-------- DATA LINES --------

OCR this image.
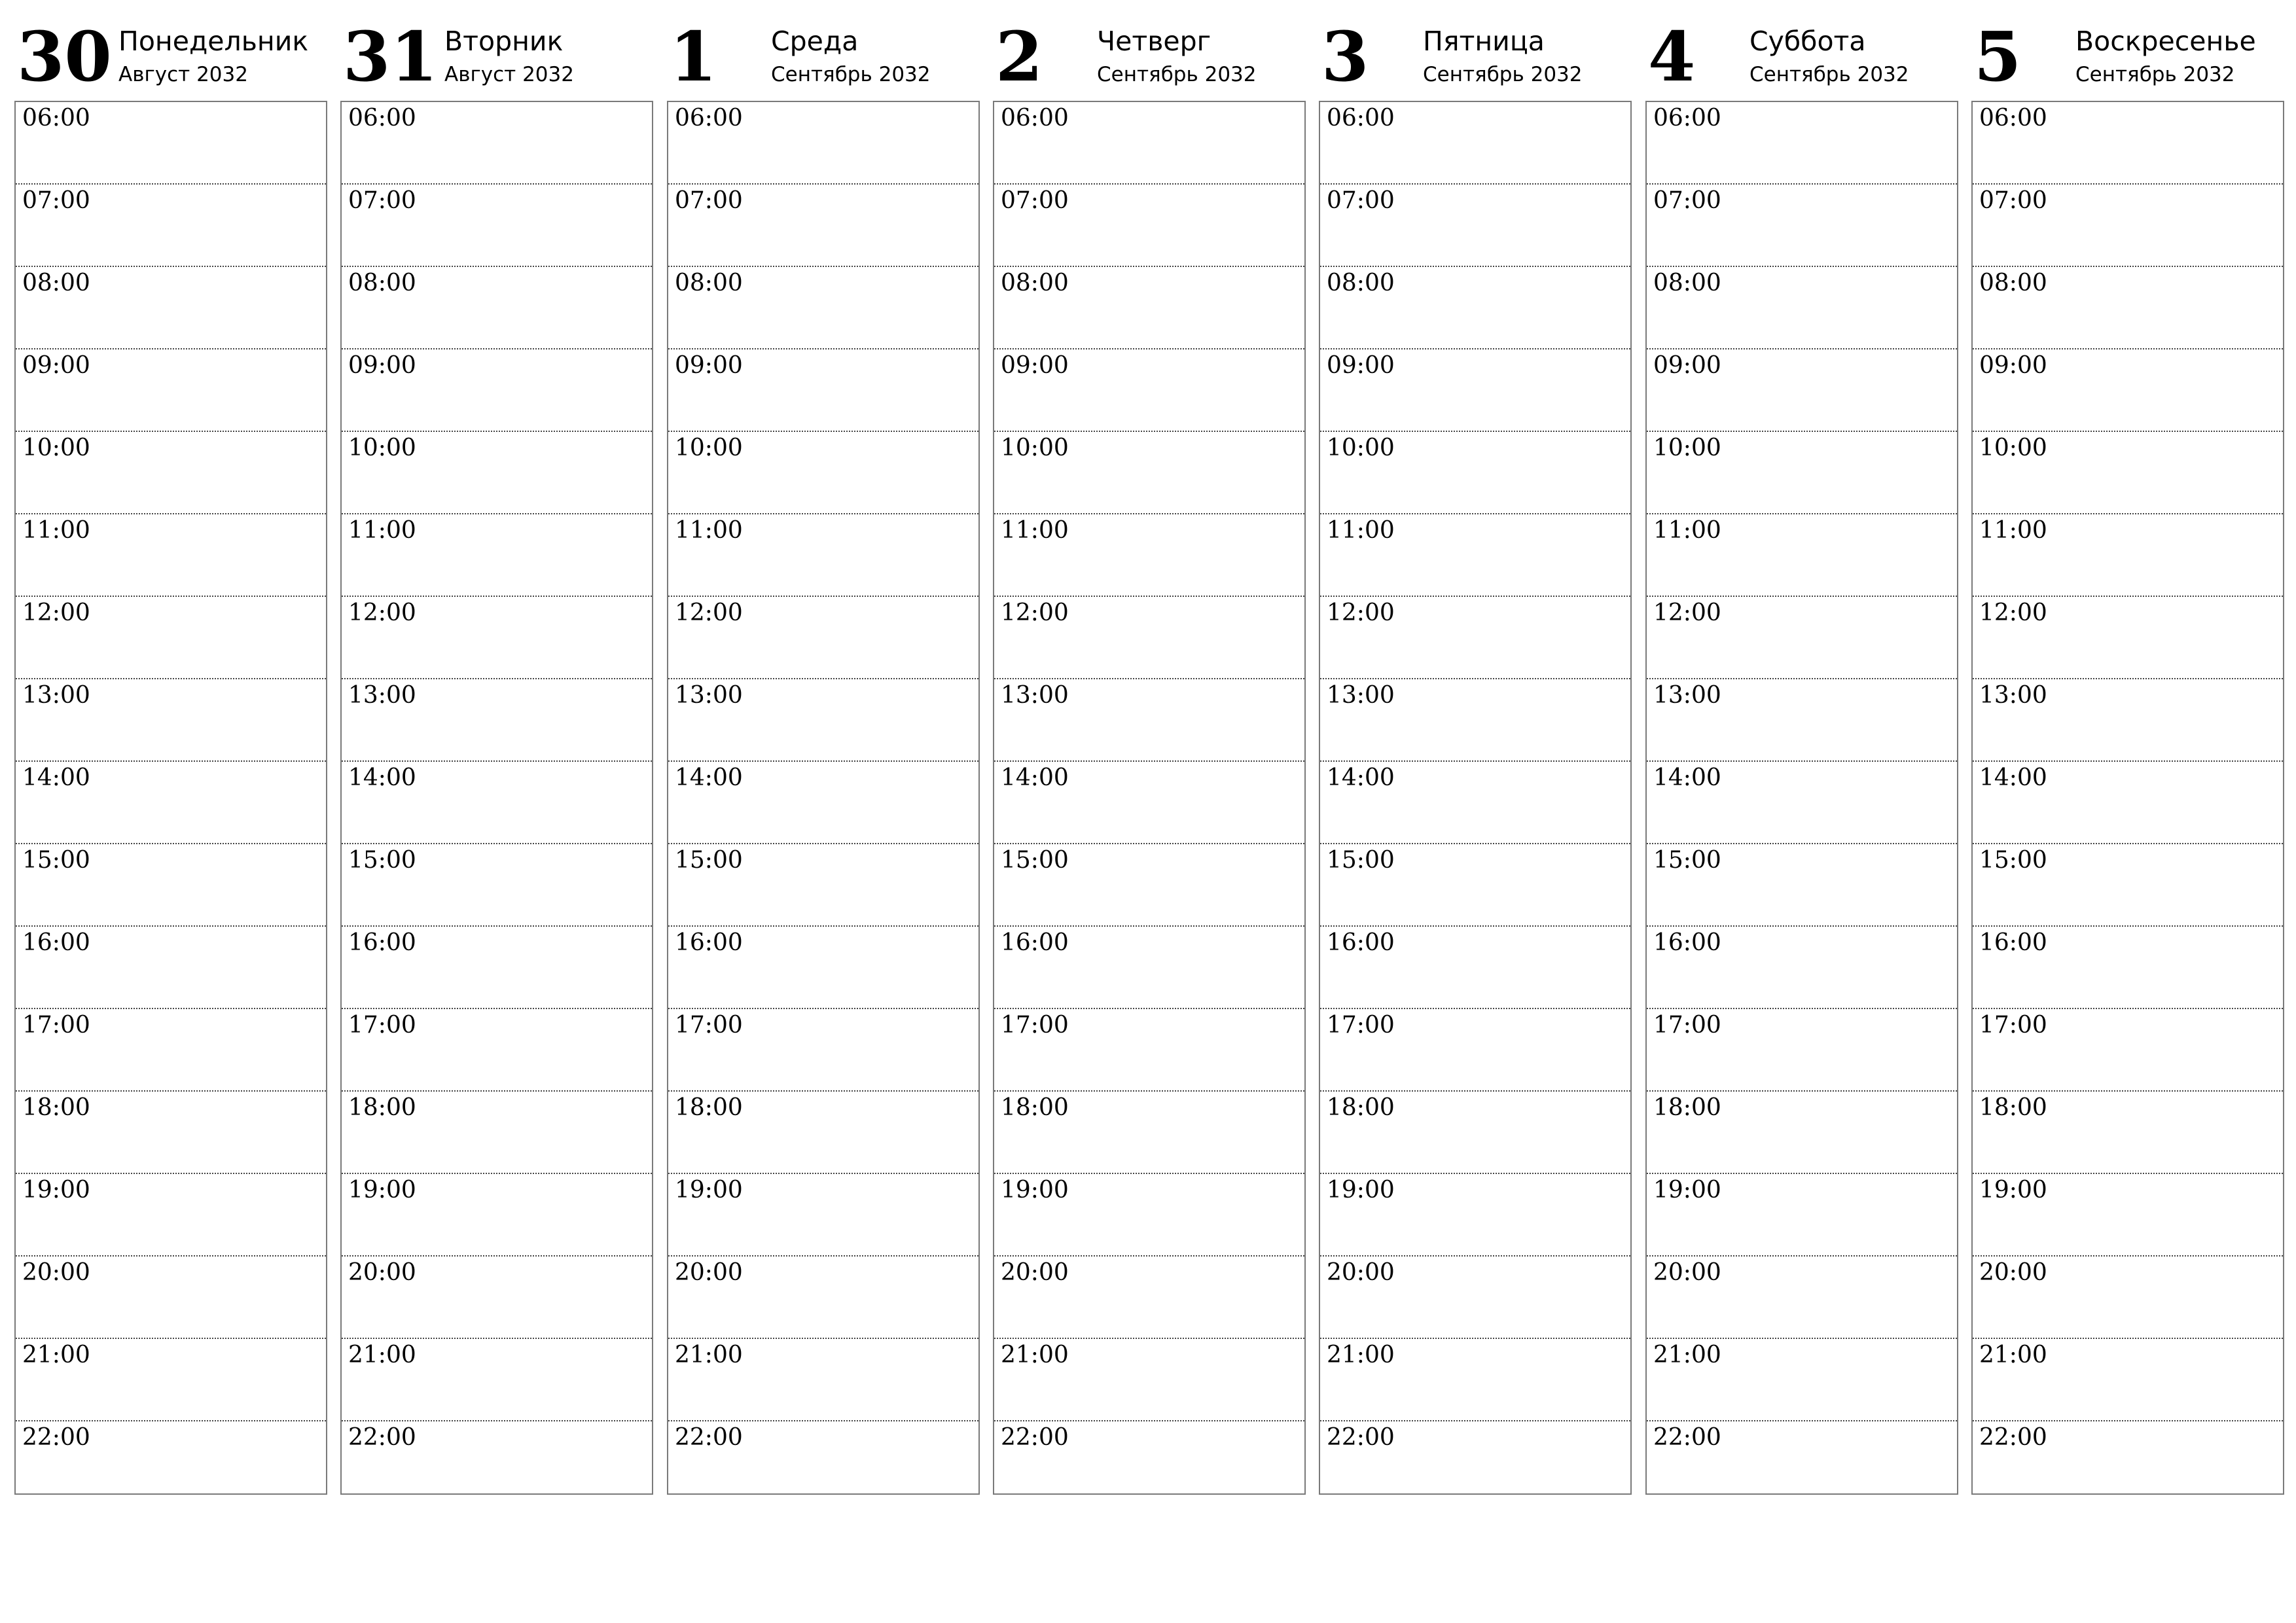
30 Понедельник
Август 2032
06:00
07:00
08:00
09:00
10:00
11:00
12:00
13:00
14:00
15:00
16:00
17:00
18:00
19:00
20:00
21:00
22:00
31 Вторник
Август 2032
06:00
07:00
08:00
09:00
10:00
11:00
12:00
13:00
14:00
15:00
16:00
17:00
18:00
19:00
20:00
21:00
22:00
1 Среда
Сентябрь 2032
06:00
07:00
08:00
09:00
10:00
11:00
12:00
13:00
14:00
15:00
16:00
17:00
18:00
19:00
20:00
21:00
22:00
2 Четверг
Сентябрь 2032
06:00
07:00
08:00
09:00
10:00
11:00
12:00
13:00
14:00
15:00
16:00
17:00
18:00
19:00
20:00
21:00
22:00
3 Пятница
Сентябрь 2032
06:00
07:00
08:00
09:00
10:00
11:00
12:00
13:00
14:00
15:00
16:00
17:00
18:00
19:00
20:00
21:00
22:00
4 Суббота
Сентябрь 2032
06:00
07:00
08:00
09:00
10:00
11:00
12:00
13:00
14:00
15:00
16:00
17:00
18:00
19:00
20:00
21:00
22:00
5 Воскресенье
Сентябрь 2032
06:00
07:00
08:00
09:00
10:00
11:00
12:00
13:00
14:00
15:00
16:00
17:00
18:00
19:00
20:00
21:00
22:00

--------

• GOAL: Pictures stay out; reproduce every line of the records exactly.

• FINAL RESULT:
OCR this image.
30 Понедельник
Август 2032
06:00
07:00
08:00
09:00
10:00
11:00
12:00
13:00
14:00
15:00
16:00
17:00
18:00
19:00
20:00
21:00
22:00
31 Вторник
Август 2032
06:00
07:00
08:00
09:00
10:00
11:00
12:00
13:00
14:00
15:00
16:00
17:00
18:00
19:00
20:00
21:00
22:00
1 Среда
Сентябрь 2032
06:00
07:00
08:00
09:00
10:00
11:00
12:00
13:00
14:00
15:00
16:00
17:00
18:00
19:00
20:00
21:00
22:00
2 Четверг
Сентябрь 2032
06:00
07:00
08:00
09:00
10:00
11:00
12:00
13:00
14:00
15:00
16:00
17:00
18:00
19:00
20:00
21:00
22:00
3 Пятница
Сентябрь 2032
06:00
07:00
08:00
09:00
10:00
11:00
12:00
13:00
14:00
15:00
16:00
17:00
18:00
19:00
20:00
21:00
22:00
4 Суббота
Сентябрь 2032
06:00
07:00
08:00
09:00
10:00
11:00
12:00
13:00
14:00
15:00
16:00
17:00
18:00
19:00
20:00
21:00
22:00
5 Воскресенье
Сентябрь 2032
06:00
07:00
08:00
09:00
10:00
11:00
12:00
13:00
14:00
15:00
16:00
17:00
18:00
19:00
20:00
21:00
22:00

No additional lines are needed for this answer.